• Exercise directions:
For each line below that includes the word "page", make a copy.

.....

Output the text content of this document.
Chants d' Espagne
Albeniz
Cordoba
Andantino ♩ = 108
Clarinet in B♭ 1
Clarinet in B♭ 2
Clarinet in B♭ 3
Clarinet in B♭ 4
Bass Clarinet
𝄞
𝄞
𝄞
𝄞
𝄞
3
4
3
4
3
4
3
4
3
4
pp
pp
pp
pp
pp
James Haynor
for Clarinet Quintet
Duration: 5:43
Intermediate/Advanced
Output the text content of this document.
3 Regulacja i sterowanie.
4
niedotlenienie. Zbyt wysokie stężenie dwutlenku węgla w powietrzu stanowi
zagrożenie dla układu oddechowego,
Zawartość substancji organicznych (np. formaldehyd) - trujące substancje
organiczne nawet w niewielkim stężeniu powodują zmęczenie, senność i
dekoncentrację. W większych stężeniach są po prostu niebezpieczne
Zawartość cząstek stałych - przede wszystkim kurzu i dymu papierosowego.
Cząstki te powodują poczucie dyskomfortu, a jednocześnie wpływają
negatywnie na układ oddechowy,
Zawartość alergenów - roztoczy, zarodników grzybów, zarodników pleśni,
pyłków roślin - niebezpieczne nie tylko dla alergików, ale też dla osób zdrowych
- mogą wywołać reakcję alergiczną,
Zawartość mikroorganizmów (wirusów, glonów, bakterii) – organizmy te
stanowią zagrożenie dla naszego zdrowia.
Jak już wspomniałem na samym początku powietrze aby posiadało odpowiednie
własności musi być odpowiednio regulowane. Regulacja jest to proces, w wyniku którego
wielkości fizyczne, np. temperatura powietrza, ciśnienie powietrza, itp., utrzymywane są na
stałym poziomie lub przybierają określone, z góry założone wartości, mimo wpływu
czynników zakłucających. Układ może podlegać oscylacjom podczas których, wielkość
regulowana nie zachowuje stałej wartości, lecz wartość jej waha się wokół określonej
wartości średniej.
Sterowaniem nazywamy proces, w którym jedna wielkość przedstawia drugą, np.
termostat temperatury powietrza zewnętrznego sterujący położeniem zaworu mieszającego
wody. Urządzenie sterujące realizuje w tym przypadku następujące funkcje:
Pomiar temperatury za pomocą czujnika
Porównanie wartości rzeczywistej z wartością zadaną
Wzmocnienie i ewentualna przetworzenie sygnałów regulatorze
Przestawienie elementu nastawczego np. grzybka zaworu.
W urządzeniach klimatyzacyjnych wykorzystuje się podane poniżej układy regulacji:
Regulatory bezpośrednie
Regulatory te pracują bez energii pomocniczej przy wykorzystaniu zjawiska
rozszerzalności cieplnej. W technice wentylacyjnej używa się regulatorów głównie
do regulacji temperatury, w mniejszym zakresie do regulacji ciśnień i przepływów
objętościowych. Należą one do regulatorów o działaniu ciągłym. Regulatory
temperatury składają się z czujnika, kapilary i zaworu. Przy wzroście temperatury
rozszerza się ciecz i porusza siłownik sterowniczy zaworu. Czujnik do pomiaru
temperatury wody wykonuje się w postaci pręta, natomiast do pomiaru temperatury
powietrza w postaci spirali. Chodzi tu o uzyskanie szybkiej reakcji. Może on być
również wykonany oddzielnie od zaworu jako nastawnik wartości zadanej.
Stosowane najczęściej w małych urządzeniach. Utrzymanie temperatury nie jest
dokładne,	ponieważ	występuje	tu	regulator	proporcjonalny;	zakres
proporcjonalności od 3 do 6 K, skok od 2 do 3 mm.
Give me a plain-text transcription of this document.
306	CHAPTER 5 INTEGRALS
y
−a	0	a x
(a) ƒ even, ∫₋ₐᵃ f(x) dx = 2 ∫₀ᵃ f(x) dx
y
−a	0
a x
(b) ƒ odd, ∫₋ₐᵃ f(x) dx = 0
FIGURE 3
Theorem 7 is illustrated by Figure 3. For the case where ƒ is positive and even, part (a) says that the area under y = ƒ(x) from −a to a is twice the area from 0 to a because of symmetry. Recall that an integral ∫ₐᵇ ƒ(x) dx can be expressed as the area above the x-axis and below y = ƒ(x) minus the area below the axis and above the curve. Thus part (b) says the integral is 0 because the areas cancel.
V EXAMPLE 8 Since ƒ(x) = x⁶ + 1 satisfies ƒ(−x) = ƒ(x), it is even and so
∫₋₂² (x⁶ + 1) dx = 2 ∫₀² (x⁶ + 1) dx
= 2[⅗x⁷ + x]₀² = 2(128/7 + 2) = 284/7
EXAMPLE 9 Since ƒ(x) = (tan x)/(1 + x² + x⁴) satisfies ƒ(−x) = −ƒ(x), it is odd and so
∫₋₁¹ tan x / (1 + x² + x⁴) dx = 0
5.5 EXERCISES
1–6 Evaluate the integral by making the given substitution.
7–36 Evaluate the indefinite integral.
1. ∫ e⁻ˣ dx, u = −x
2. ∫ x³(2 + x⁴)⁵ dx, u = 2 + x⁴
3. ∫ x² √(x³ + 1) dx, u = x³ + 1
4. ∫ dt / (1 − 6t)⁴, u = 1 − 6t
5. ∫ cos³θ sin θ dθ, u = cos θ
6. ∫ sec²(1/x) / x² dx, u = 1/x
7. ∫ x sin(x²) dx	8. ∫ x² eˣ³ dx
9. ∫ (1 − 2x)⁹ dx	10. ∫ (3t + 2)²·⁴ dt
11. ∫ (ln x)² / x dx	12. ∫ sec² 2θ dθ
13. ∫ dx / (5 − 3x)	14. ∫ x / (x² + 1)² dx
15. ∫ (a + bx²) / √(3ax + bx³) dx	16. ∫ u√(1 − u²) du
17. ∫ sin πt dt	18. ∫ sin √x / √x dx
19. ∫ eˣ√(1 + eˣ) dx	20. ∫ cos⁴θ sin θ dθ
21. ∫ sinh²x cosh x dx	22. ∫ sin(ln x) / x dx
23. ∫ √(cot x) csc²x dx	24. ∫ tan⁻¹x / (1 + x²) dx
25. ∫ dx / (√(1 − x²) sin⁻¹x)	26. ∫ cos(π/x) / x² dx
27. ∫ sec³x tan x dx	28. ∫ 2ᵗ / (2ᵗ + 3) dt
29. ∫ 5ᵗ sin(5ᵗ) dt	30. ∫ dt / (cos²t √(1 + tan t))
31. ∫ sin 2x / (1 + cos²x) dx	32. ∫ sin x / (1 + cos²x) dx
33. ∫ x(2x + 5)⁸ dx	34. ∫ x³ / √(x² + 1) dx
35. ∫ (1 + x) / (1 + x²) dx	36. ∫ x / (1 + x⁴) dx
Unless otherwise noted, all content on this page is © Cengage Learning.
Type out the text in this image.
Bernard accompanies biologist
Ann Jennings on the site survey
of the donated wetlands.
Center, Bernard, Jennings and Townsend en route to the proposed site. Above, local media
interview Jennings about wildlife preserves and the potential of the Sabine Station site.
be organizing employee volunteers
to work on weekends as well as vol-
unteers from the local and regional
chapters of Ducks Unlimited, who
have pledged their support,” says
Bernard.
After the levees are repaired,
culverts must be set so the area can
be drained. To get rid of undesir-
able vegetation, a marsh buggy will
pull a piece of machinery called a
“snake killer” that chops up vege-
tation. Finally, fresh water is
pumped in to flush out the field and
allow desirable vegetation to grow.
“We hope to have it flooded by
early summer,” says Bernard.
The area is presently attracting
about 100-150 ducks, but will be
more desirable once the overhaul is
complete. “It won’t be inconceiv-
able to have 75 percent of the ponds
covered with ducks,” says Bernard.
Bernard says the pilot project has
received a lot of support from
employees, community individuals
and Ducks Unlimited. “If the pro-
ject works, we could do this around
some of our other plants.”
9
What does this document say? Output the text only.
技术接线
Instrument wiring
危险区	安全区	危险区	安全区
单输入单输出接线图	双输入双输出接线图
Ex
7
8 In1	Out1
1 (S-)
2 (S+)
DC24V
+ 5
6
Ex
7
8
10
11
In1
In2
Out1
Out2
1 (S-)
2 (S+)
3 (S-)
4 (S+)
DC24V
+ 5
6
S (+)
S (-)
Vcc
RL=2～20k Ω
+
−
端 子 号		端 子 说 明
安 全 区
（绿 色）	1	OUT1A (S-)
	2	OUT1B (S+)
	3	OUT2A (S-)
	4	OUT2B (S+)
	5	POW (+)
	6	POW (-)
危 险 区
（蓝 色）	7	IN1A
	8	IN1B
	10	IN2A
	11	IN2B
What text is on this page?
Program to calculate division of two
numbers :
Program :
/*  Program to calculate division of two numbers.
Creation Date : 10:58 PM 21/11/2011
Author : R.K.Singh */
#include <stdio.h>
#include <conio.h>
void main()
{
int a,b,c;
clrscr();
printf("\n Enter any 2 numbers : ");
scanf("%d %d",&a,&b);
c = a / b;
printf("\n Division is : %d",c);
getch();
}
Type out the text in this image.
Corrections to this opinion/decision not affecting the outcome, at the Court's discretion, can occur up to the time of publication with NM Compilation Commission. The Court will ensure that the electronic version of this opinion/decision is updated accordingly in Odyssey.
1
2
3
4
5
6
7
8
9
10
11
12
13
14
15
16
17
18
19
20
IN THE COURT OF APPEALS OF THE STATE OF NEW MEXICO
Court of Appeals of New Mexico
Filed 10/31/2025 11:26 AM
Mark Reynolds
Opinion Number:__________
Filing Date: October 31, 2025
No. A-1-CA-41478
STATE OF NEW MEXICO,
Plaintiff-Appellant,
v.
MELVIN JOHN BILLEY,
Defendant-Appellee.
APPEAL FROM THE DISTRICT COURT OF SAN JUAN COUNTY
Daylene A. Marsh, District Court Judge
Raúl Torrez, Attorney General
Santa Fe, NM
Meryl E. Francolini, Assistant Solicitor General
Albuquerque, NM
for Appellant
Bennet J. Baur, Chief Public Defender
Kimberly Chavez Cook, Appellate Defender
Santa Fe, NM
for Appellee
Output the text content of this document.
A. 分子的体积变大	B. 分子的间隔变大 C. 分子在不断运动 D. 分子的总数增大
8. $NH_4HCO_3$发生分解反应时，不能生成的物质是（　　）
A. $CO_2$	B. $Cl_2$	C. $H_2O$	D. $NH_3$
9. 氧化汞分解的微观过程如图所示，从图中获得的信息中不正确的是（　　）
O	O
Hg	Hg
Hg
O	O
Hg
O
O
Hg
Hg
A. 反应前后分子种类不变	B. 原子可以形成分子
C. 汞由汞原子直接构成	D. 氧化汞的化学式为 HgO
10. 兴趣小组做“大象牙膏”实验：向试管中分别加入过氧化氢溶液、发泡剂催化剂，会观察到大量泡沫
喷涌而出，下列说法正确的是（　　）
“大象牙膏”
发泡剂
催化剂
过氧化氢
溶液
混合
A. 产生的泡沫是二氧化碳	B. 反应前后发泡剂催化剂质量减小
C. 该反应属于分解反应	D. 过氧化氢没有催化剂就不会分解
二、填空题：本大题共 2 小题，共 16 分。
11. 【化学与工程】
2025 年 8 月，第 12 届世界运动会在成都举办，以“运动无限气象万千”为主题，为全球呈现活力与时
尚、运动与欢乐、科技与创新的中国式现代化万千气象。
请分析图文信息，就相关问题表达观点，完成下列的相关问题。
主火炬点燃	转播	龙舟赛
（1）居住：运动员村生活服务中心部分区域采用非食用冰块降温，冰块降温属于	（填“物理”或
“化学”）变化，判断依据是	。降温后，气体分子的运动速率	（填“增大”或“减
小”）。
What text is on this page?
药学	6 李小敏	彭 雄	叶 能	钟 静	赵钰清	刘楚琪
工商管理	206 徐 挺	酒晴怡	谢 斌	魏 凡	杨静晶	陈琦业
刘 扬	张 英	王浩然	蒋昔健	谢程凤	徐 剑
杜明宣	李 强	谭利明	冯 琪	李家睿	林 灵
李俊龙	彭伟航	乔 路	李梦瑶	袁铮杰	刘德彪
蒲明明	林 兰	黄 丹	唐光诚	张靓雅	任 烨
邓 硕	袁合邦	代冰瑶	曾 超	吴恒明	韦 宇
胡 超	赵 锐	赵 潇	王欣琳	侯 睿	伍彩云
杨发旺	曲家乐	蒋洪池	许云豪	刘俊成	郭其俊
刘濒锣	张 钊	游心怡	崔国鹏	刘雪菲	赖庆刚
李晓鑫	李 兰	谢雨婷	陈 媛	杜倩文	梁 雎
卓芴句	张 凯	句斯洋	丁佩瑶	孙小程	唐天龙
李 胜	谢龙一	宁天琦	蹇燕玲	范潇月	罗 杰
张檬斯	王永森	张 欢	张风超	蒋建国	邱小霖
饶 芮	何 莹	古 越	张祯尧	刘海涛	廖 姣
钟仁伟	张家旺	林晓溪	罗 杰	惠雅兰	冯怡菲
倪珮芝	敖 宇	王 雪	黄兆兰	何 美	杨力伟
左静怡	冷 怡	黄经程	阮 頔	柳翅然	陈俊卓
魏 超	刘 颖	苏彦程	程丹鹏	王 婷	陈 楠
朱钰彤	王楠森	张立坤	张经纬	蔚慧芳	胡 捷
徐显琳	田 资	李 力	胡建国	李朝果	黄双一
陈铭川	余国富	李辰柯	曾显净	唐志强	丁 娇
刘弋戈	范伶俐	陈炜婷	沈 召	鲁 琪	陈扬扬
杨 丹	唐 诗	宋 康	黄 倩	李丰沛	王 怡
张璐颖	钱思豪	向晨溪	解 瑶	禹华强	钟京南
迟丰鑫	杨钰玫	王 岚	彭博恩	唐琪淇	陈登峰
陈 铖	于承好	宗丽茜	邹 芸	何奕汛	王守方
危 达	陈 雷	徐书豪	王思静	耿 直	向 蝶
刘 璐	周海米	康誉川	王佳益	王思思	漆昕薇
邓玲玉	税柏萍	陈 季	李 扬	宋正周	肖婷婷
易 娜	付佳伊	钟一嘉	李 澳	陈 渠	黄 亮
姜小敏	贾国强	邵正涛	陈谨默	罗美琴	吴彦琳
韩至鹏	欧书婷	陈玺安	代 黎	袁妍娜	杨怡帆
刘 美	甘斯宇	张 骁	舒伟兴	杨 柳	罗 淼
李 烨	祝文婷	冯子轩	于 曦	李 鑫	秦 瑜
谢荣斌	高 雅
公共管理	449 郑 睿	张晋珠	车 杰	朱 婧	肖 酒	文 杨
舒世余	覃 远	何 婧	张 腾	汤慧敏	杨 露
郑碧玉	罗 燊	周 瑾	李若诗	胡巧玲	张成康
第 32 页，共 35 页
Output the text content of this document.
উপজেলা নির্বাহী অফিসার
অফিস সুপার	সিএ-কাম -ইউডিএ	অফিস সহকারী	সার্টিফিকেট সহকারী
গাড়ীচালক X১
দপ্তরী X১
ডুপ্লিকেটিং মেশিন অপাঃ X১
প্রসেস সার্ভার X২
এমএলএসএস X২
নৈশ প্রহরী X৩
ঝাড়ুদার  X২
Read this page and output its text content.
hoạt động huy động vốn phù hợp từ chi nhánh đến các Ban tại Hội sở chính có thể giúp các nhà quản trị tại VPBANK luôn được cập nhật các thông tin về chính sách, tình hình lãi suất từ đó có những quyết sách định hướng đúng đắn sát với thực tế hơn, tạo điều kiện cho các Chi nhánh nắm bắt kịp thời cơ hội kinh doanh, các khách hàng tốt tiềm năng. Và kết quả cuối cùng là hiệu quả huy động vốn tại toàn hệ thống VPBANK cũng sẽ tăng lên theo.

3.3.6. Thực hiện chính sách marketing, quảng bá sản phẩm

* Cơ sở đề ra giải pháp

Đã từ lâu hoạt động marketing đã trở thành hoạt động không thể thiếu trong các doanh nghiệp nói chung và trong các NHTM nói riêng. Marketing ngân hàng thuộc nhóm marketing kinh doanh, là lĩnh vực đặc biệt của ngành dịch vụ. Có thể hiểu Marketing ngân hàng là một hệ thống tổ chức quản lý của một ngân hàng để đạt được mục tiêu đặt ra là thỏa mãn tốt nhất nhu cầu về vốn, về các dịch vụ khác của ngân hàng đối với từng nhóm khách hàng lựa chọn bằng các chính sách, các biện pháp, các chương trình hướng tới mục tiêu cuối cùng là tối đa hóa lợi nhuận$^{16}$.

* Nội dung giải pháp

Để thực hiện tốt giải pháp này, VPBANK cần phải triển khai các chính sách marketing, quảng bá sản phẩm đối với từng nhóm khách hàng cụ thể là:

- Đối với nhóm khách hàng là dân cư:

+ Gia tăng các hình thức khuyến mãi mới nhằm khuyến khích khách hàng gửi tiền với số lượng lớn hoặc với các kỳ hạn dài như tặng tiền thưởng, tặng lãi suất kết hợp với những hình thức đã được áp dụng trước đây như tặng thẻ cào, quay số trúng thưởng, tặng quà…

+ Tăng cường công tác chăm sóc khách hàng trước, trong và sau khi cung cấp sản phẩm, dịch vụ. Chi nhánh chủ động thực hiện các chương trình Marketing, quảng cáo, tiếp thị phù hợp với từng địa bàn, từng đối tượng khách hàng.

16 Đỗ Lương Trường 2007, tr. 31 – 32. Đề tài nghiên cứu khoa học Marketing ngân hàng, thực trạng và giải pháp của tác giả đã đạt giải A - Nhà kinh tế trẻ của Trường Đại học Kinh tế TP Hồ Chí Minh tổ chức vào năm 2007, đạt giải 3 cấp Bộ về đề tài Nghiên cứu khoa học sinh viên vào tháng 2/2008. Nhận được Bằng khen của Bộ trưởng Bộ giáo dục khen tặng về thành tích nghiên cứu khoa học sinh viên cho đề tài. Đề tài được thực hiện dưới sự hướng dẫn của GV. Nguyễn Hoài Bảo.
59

.....

• Expected output:
Unless otherwise noted, all content on this page is © Cengage Learning.
What text is on this page?
What text is on this page?
Read this page and output its text content.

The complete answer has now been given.